■ What to work on
The records below must be written out exactly, with every picture left behind.

■ Listed entries
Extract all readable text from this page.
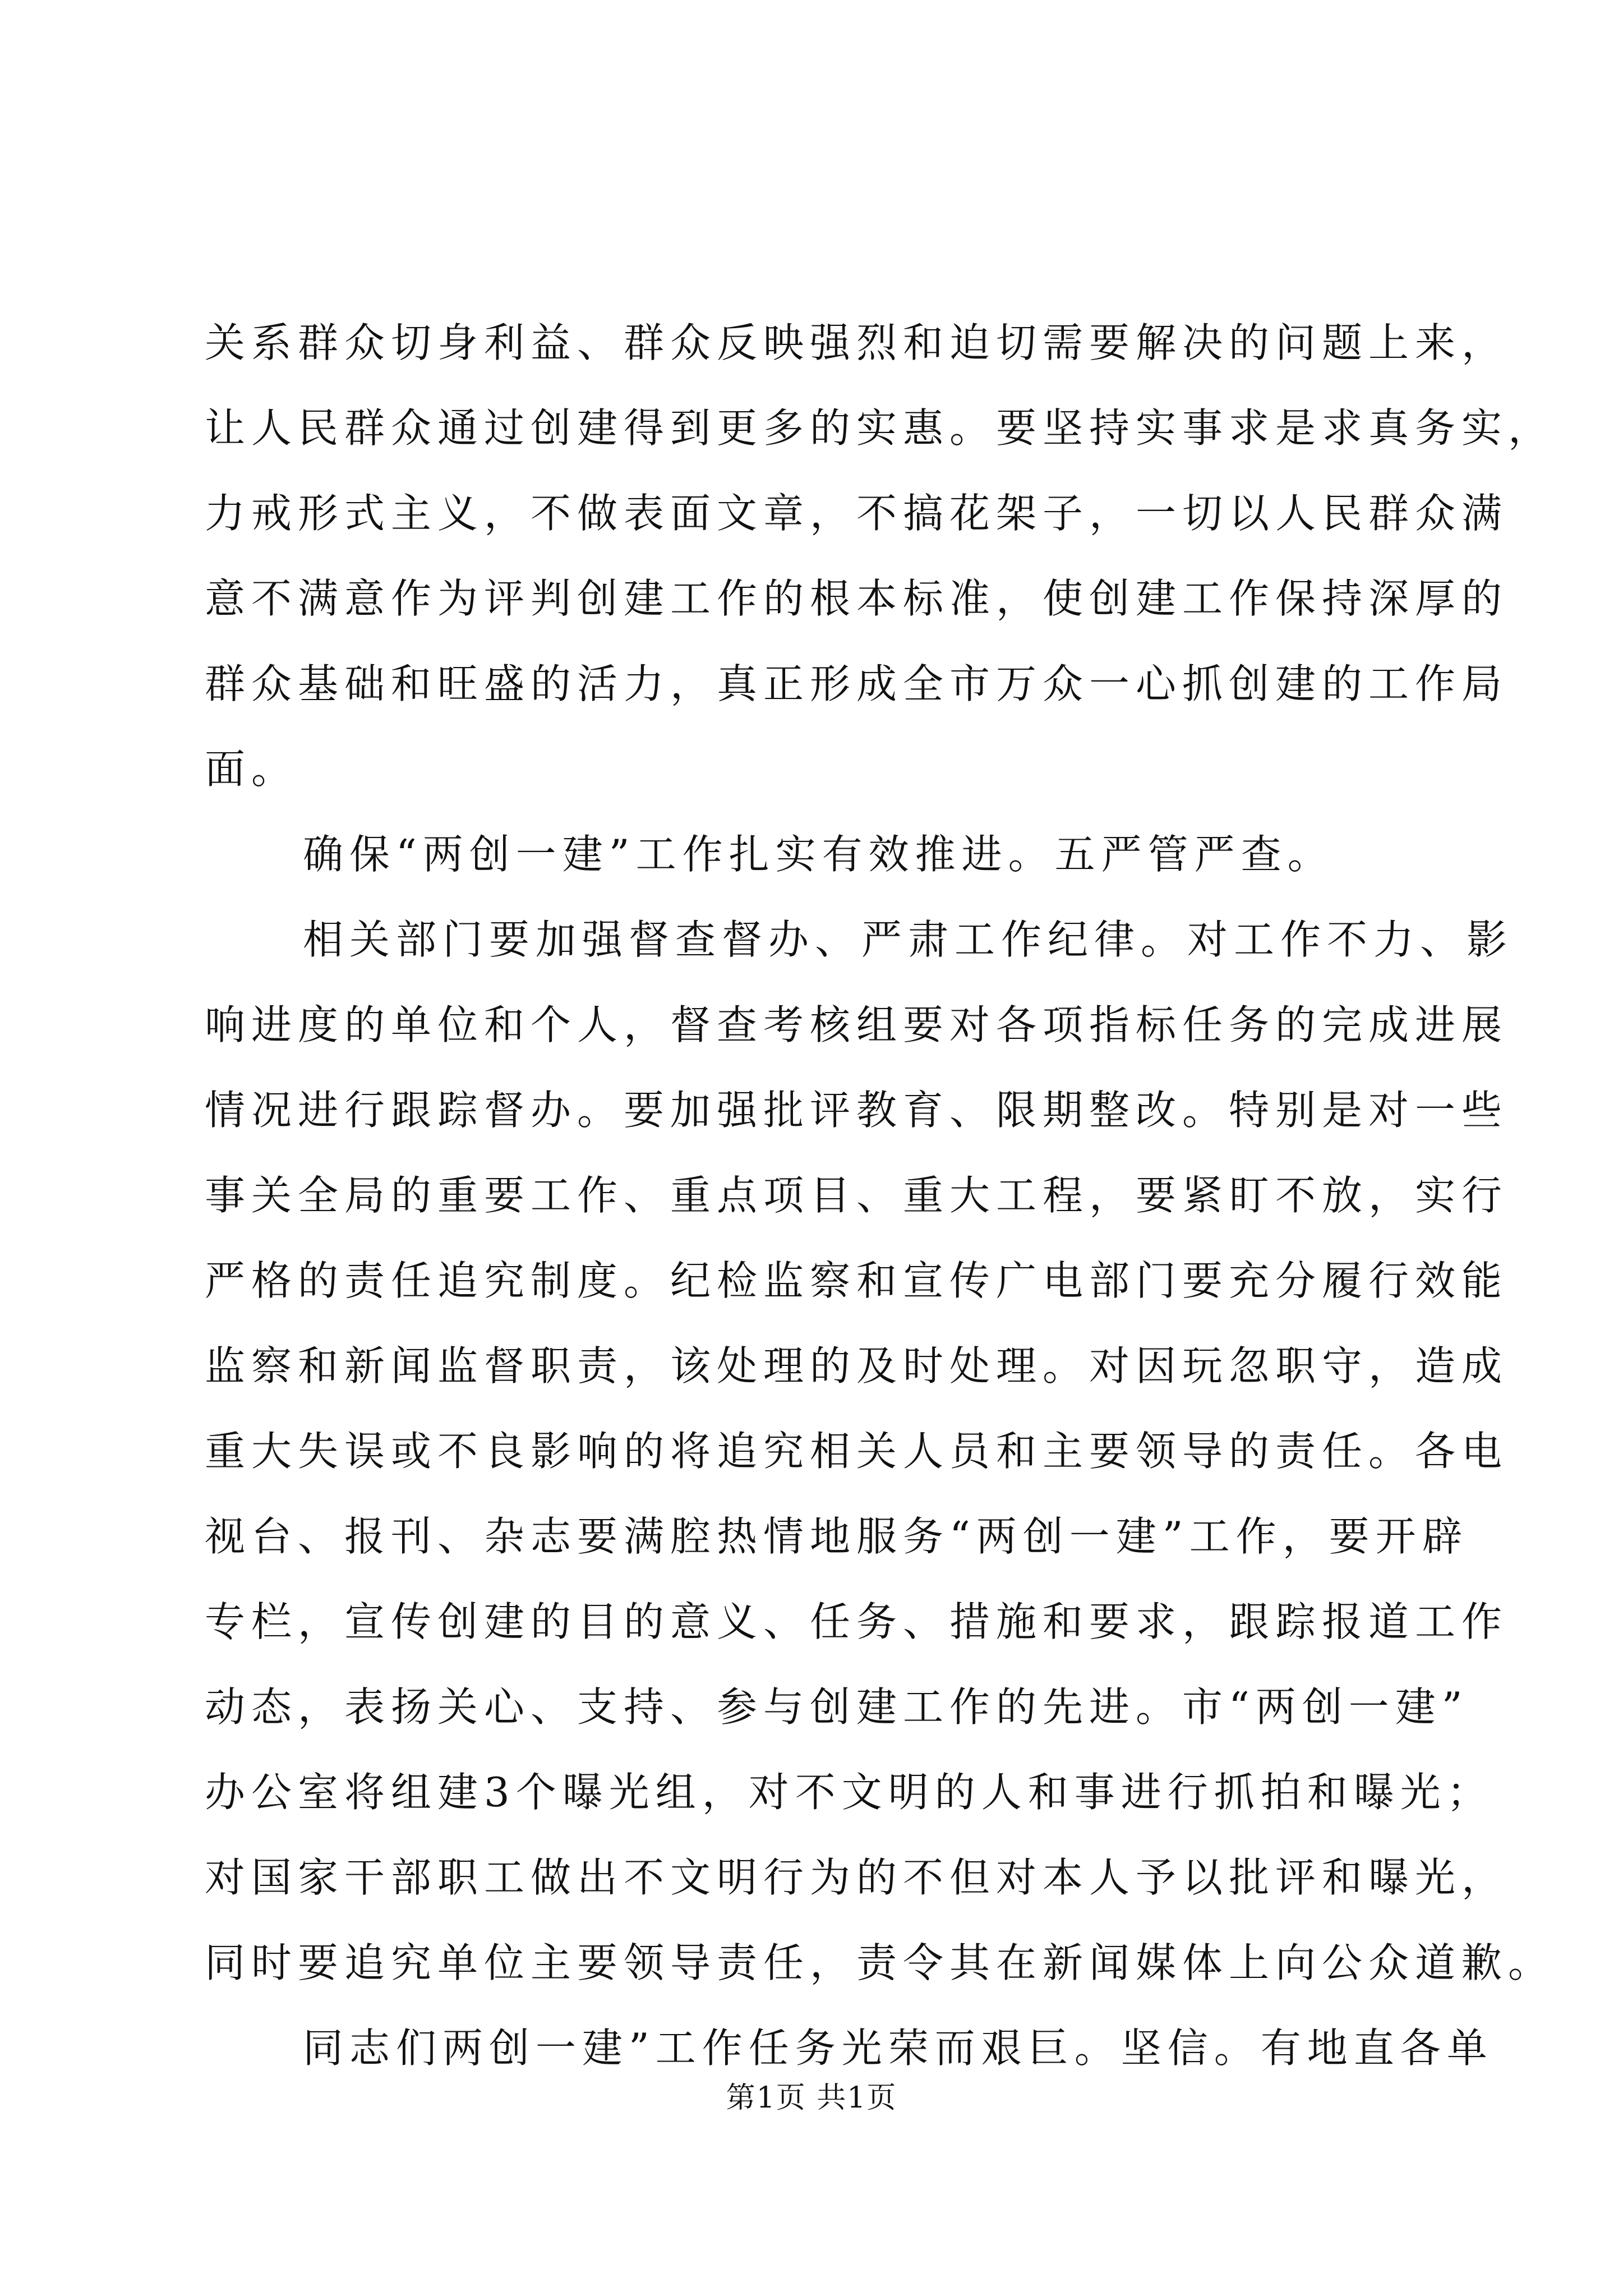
关系群众切身利益、群众反映强烈和迫切需要解决的问题上来，
让人民群众通过创建得到更多的实惠。要坚持实事求是求真务实，
力戒形式主义，不做表面文章，不搞花架子，一切以人民群众满
意不满意作为评判创建工作的根本标准，使创建工作保持深厚的
群众基础和旺盛的活力，真正形成全市万众一心抓创建的工作局
面。
确保“两创一建”工作扎实有效推进。五严管严查。
相关部门要加强督查督办、严肃工作纪律。对工作不力、影
响进度的单位和个人，督查考核组要对各项指标任务的完成进展
情况进行跟踪督办。要加强批评教育、限期整改。特别是对一些
事关全局的重要工作、重点项目、重大工程，要紧盯不放，实行
严格的责任追究制度。纪检监察和宣传广电部门要充分履行效能
监察和新闻监督职责，该处理的及时处理。对因玩忽职守，造成
重大失误或不良影响的将追究相关人员和主要领导的责任。各电
视台、报刊、杂志要满腔热情地服务“两创一建”工作，要开辟
专栏，宣传创建的目的意义、任务、措施和要求，跟踪报道工作
动态，表扬关心、支持、参与创建工作的先进。市“两创一建”
办公室将组建3个曝光组，对不文明的人和事进行抓拍和曝光；
对国家干部职工做出不文明行为的不但对本人予以批评和曝光，
同时要追究单位主要领导责任，责令其在新闻媒体上向公众道歉。
同志们两创一建”工作任务光荣而艰巨。坚信。有地直各单
第1页 共1页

■ Response for this exercise
Extract all readable text from this page.
关系群众切身利益、群众反映强烈和迫切需要解决的问题上来，
让人民群众通过创建得到更多的实惠。要坚持实事求是求真务实，
力戒形式主义，不做表面文章，不搞花架子，一切以人民群众满
意不满意作为评判创建工作的根本标准，使创建工作保持深厚的
群众基础和旺盛的活力，真正形成全市万众一心抓创建的工作局
面。
确保“两创一建”工作扎实有效推进。五严管严查。
相关部门要加强督查督办、严肃工作纪律。对工作不力、影
响进度的单位和个人，督查考核组要对各项指标任务的完成进展
情况进行跟踪督办。要加强批评教育、限期整改。特别是对一些
事关全局的重要工作、重点项目、重大工程，要紧盯不放，实行
严格的责任追究制度。纪检监察和宣传广电部门要充分履行效能
监察和新闻监督职责，该处理的及时处理。对因玩忽职守，造成
重大失误或不良影响的将追究相关人员和主要领导的责任。各电
视台、报刊、杂志要满腔热情地服务“两创一建”工作，要开辟
专栏，宣传创建的目的意义、任务、措施和要求，跟踪报道工作
动态，表扬关心、支持、参与创建工作的先进。市“两创一建”
办公室将组建3个曝光组，对不文明的人和事进行抓拍和曝光；
对国家干部职工做出不文明行为的不但对本人予以批评和曝光，
同时要追究单位主要领导责任，责令其在新闻媒体上向公众道歉。
同志们两创一建”工作任务光荣而艰巨。坚信。有地直各单
第1页 共1页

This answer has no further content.